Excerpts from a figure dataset

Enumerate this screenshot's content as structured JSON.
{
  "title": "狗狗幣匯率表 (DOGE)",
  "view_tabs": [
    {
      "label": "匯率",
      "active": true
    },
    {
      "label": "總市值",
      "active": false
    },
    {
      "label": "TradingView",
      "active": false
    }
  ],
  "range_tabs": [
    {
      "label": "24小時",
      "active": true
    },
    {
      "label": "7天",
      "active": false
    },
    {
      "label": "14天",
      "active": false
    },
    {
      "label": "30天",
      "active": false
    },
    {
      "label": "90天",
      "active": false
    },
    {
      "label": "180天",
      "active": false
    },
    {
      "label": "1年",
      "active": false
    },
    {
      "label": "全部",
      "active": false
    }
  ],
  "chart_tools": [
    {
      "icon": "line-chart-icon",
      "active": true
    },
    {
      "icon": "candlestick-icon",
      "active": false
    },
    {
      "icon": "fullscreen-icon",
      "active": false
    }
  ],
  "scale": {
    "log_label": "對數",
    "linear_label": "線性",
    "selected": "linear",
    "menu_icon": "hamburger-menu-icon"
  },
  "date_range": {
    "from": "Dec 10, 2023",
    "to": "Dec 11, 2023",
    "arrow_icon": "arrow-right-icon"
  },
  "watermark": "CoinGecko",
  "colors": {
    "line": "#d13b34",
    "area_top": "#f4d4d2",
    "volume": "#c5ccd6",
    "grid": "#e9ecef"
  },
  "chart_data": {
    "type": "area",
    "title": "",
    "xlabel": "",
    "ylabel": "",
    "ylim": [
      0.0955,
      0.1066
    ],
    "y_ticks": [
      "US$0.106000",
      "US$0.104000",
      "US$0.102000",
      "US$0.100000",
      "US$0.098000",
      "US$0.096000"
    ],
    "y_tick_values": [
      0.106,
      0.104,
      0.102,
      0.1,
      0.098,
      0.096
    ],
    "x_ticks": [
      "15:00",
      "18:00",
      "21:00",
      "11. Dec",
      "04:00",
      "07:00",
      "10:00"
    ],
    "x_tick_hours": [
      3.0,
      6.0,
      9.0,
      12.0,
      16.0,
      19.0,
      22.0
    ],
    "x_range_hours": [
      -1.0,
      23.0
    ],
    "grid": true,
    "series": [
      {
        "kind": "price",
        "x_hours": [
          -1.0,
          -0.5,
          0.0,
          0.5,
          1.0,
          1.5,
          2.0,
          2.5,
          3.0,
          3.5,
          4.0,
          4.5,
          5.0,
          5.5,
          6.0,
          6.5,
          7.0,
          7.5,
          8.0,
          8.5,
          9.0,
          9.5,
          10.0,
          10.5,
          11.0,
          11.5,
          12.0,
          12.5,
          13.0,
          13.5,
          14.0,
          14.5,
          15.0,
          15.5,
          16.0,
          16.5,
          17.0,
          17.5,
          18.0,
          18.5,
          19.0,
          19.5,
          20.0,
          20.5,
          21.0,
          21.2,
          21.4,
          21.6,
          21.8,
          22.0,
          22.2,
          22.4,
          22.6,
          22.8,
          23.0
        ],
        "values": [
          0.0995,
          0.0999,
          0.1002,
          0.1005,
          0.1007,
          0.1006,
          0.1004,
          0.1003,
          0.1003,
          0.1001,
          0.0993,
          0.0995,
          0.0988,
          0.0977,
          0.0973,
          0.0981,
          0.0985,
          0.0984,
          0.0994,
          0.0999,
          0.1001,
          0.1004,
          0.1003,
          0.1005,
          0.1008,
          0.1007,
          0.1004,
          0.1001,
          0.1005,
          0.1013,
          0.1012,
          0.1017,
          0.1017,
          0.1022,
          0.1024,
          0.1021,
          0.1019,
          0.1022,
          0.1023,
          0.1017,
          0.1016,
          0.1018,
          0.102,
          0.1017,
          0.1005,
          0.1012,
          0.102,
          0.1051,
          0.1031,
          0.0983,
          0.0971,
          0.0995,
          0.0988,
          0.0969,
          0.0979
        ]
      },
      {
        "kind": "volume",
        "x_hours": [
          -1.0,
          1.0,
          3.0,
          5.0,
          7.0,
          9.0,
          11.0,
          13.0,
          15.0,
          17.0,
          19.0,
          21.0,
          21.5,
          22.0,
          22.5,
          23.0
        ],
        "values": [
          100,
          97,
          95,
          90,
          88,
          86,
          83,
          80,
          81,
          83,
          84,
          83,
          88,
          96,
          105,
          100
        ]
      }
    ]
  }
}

** Request **
Above are the records; copy all of them exactly.

** Solution **
Enumerate this screenshot's content as structured JSON.
{
  "title": "狗狗幣匯率表 (DOGE)",
  "view_tabs": [
    {
      "label": "匯率",
      "active": true
    },
    {
      "label": "總市值",
      "active": false
    },
    {
      "label": "TradingView",
      "active": false
    }
  ],
  "range_tabs": [
    {
      "label": "24小時",
      "active": true
    },
    {
      "label": "7天",
      "active": false
    },
    {
      "label": "14天",
      "active": false
    },
    {
      "label": "30天",
      "active": false
    },
    {
      "label": "90天",
      "active": false
    },
    {
      "label": "180天",
      "active": false
    },
    {
      "label": "1年",
      "active": false
    },
    {
      "label": "全部",
      "active": false
    }
  ],
  "chart_tools": [
    {
      "icon": "line-chart-icon",
      "active": true
    },
    {
      "icon": "candlestick-icon",
      "active": false
    },
    {
      "icon": "fullscreen-icon",
      "active": false
    }
  ],
  "scale": {
    "log_label": "對數",
    "linear_label": "線性",
    "selected": "linear",
    "menu_icon": "hamburger-menu-icon"
  },
  "date_range": {
    "from": "Dec 10, 2023",
    "to": "Dec 11, 2023",
    "arrow_icon": "arrow-right-icon"
  },
  "watermark": "CoinGecko",
  "colors": {
    "line": "#d13b34",
    "area_top": "#f4d4d2",
    "volume": "#c5ccd6",
    "grid": "#e9ecef"
  },
  "chart_data": {
    "type": "area",
    "title": "",
    "xlabel": "",
    "ylabel": "",
    "ylim": [
      0.0955,
      0.1066
    ],
    "y_ticks": [
      "US$0.106000",
      "US$0.104000",
      "US$0.102000",
      "US$0.100000",
      "US$0.098000",
      "US$0.096000"
    ],
    "y_tick_values": [
      0.106,
      0.104,
      0.102,
      0.1,
      0.098,
      0.096
    ],
    "x_ticks": [
      "15:00",
      "18:00",
      "21:00",
      "11. Dec",
      "04:00",
      "07:00",
      "10:00"
    ],
    "x_tick_hours": [
      3.0,
      6.0,
      9.0,
      12.0,
      16.0,
      19.0,
      22.0
    ],
    "x_range_hours": [
      -1.0,
      23.0
    ],
    "grid": true,
    "series": [
      {
        "kind": "price",
        "x_hours": [
          -1.0,
          -0.5,
          0.0,
          0.5,
          1.0,
          1.5,
          2.0,
          2.5,
          3.0,
          3.5,
          4.0,
          4.5,
          5.0,
          5.5,
          6.0,
          6.5,
          7.0,
          7.5,
          8.0,
          8.5,
          9.0,
          9.5,
          10.0,
          10.5,
          11.0,
          11.5,
          12.0,
          12.5,
          13.0,
          13.5,
          14.0,
          14.5,
          15.0,
          15.5,
          16.0,
          16.5,
          17.0,
          17.5,
          18.0,
          18.5,
          19.0,
          19.5,
          20.0,
          20.5,
          21.0,
          21.2,
          21.4,
          21.6,
          21.8,
          22.0,
          22.2,
          22.4,
          22.6,
          22.8,
          23.0
        ],
        "values": [
          0.0995,
          0.0999,
          0.1002,
          0.1005,
          0.1007,
          0.1006,
          0.1004,
          0.1003,
          0.1003,
          0.1001,
          0.0993,
          0.0995,
          0.0988,
          0.0977,
          0.0973,
          0.0981,
          0.0985,
          0.0984,
          0.0994,
          0.0999,
          0.1001,
          0.1004,
          0.1003,
          0.1005,
          0.1008,
          0.1007,
          0.1004,
          0.1001,
          0.1005,
          0.1013,
          0.1012,
          0.1017,
          0.1017,
          0.1022,
          0.1024,
          0.1021,
          0.1019,
          0.1022,
          0.1023,
          0.1017,
          0.1016,
          0.1018,
          0.102,
          0.1017,
          0.1005,
          0.1012,
          0.102,
          0.1051,
          0.1031,
          0.0983,
          0.0971,
          0.0995,
          0.0988,
          0.0969,
          0.0979
        ]
      },
      {
        "kind": "volume",
        "x_hours": [
          -1.0,
          1.0,
          3.0,
          5.0,
          7.0,
          9.0,
          11.0,
          13.0,
          15.0,
          17.0,
          19.0,
          21.0,
          21.5,
          22.0,
          22.5,
          23.0
        ],
        "values": [
          100,
          97,
          95,
          90,
          88,
          86,
          83,
          80,
          81,
          83,
          84,
          83,
          88,
          96,
          105,
          100
        ]
      }
    ]
  }
}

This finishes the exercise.